Given request: Print all of the data exactly.

--- begin Entries supplied ---

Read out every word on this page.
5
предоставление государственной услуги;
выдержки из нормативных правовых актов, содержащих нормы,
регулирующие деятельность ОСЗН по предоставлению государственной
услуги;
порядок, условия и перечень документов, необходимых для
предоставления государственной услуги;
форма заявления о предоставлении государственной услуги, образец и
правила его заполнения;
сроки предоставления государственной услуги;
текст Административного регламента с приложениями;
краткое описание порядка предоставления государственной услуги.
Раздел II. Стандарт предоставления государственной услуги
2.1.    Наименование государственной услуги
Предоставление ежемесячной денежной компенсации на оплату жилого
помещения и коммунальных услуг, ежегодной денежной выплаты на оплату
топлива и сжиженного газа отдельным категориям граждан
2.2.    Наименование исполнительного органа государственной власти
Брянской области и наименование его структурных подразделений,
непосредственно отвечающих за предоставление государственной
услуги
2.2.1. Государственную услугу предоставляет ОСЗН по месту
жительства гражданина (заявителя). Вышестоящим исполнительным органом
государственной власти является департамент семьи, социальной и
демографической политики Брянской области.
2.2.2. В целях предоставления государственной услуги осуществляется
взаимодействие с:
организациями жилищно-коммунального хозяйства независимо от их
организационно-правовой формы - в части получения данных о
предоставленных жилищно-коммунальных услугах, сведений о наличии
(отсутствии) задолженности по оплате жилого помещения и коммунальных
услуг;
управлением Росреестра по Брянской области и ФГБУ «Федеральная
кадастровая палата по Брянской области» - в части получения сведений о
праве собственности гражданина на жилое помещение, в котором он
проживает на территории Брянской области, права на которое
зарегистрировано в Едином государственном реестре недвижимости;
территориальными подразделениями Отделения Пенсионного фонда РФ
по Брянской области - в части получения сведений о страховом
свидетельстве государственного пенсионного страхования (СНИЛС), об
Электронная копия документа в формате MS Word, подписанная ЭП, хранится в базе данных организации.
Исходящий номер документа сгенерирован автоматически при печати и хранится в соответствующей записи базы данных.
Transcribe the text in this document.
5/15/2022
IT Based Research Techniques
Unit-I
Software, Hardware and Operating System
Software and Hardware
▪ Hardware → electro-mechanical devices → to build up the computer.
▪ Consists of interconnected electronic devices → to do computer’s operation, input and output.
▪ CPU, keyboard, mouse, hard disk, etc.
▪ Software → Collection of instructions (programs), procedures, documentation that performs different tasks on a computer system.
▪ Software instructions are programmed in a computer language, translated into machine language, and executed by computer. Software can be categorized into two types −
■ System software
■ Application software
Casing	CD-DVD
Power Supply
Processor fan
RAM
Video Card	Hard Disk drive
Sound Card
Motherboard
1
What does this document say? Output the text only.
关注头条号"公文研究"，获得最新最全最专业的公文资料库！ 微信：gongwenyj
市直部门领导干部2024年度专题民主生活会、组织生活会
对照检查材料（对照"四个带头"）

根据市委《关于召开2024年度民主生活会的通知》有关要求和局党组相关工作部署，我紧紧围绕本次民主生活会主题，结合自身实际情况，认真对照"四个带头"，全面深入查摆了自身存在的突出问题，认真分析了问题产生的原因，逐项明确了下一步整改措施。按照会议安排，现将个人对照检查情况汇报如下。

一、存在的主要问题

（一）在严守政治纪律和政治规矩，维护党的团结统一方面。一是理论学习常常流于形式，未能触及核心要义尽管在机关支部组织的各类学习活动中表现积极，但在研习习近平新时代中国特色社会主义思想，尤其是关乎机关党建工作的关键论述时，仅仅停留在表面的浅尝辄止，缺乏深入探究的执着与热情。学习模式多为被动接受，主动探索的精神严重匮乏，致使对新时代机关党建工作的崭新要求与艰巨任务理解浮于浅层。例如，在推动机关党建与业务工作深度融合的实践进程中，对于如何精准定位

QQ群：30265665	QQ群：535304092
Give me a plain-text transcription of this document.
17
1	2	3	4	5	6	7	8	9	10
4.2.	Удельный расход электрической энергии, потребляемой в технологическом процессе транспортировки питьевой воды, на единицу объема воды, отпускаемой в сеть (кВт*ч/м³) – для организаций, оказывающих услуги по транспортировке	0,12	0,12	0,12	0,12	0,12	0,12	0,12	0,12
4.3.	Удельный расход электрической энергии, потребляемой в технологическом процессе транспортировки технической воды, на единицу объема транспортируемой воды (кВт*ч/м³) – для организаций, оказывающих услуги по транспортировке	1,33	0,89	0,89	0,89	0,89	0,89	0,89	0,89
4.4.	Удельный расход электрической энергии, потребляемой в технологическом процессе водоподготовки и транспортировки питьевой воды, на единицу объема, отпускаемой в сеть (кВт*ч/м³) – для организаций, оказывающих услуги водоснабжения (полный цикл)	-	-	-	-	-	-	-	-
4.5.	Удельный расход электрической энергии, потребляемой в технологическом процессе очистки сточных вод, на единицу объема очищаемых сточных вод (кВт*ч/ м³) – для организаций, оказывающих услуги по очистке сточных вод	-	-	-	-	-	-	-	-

--- end Entries supplied ---

Answer to this task:
Read out every word on this page.
5
предоставление государственной услуги;
выдержки из нормативных правовых актов, содержащих нормы,
регулирующие деятельность ОСЗН по предоставлению государственной
услуги;
порядок, условия и перечень документов, необходимых для
предоставления государственной услуги;
форма заявления о предоставлении государственной услуги, образец и
правила его заполнения;
сроки предоставления государственной услуги;
текст Административного регламента с приложениями;
краткое описание порядка предоставления государственной услуги.
Раздел II. Стандарт предоставления государственной услуги
2.1.    Наименование государственной услуги
Предоставление ежемесячной денежной компенсации на оплату жилого
помещения и коммунальных услуг, ежегодной денежной выплаты на оплату
топлива и сжиженного газа отдельным категориям граждан
2.2.    Наименование исполнительного органа государственной власти
Брянской области и наименование его структурных подразделений,
непосредственно отвечающих за предоставление государственной
услуги
2.2.1. Государственную услугу предоставляет ОСЗН по месту
жительства гражданина (заявителя). Вышестоящим исполнительным органом
государственной власти является департамент семьи, социальной и
демографической политики Брянской области.
2.2.2. В целях предоставления государственной услуги осуществляется
взаимодействие с:
организациями жилищно-коммунального хозяйства независимо от их
организационно-правовой формы - в части получения данных о
предоставленных жилищно-коммунальных услугах, сведений о наличии
(отсутствии) задолженности по оплате жилого помещения и коммунальных
услуг;
управлением Росреестра по Брянской области и ФГБУ «Федеральная
кадастровая палата по Брянской области» - в части получения сведений о
праве собственности гражданина на жилое помещение, в котором он
проживает на территории Брянской области, права на которое
зарегистрировано в Едином государственном реестре недвижимости;
территориальными подразделениями Отделения Пенсионного фонда РФ
по Брянской области - в части получения сведений о страховом
свидетельстве государственного пенсионного страхования (СНИЛС), об
Электронная копия документа в формате MS Word, подписанная ЭП, хранится в базе данных организации.
Исходящий номер документа сгенерирован автоматически при печати и хранится в соответствующей записи базы данных.
Transcribe the text in this document.
5/15/2022
IT Based Research Techniques
Unit-I
Software, Hardware and Operating System
Software and Hardware
▪ Hardware → electro-mechanical devices → to build up the computer.
▪ Consists of interconnected electronic devices → to do computer’s operation, input and output.
▪ CPU, keyboard, mouse, hard disk, etc.
▪ Software → Collection of instructions (programs), procedures, documentation that performs different tasks on a computer system.
▪ Software instructions are programmed in a computer language, translated into machine language, and executed by computer. Software can be categorized into two types −
■ System software
■ Application software
Casing	CD-DVD
Power Supply
Processor fan
RAM
Video Card	Hard Disk drive
Sound Card
Motherboard
1
What does this document say? Output the text only.
关注头条号"公文研究"，获得最新最全最专业的公文资料库！ 微信：gongwenyj
市直部门领导干部2024年度专题民主生活会、组织生活会
对照检查材料（对照"四个带头"）

根据市委《关于召开2024年度民主生活会的通知》有关要求和局党组相关工作部署，我紧紧围绕本次民主生活会主题，结合自身实际情况，认真对照"四个带头"，全面深入查摆了自身存在的突出问题，认真分析了问题产生的原因，逐项明确了下一步整改措施。按照会议安排，现将个人对照检查情况汇报如下。

一、存在的主要问题

（一）在严守政治纪律和政治规矩，维护党的团结统一方面。一是理论学习常常流于形式，未能触及核心要义尽管在机关支部组织的各类学习活动中表现积极，但在研习习近平新时代中国特色社会主义思想，尤其是关乎机关党建工作的关键论述时，仅仅停留在表面的浅尝辄止，缺乏深入探究的执着与热情。学习模式多为被动接受，主动探索的精神严重匮乏，致使对新时代机关党建工作的崭新要求与艰巨任务理解浮于浅层。例如，在推动机关党建与业务工作深度融合的实践进程中，对于如何精准定位

QQ群：30265665	QQ群：535304092
Give me a plain-text transcription of this document.
17
1	2	3	4	5	6	7	8	9	10
4.2.	Удельный расход электрической энергии, потребляемой в технологическом процессе транспортировки питьевой воды, на единицу объема воды, отпускаемой в сеть (кВт*ч/м³) – для организаций, оказывающих услуги по транспортировке	0,12	0,12	0,12	0,12	0,12	0,12	0,12	0,12
4.3.	Удельный расход электрической энергии, потребляемой в технологическом процессе транспортировки технической воды, на единицу объема транспортируемой воды (кВт*ч/м³) – для организаций, оказывающих услуги по транспортировке	1,33	0,89	0,89	0,89	0,89	0,89	0,89	0,89
4.4.	Удельный расход электрической энергии, потребляемой в технологическом процессе водоподготовки и транспортировки питьевой воды, на единицу объема, отпускаемой в сеть (кВт*ч/м³) – для организаций, оказывающих услуги водоснабжения (полный цикл)	-	-	-	-	-	-	-	-
4.5.	Удельный расход электрической энергии, потребляемой в технологическом процессе очистки сточных вод, на единицу объема очищаемых сточных вод (кВт*ч/ м³) – для организаций, оказывающих услуги по очистке сточных вод	-	-	-	-	-	-	-	-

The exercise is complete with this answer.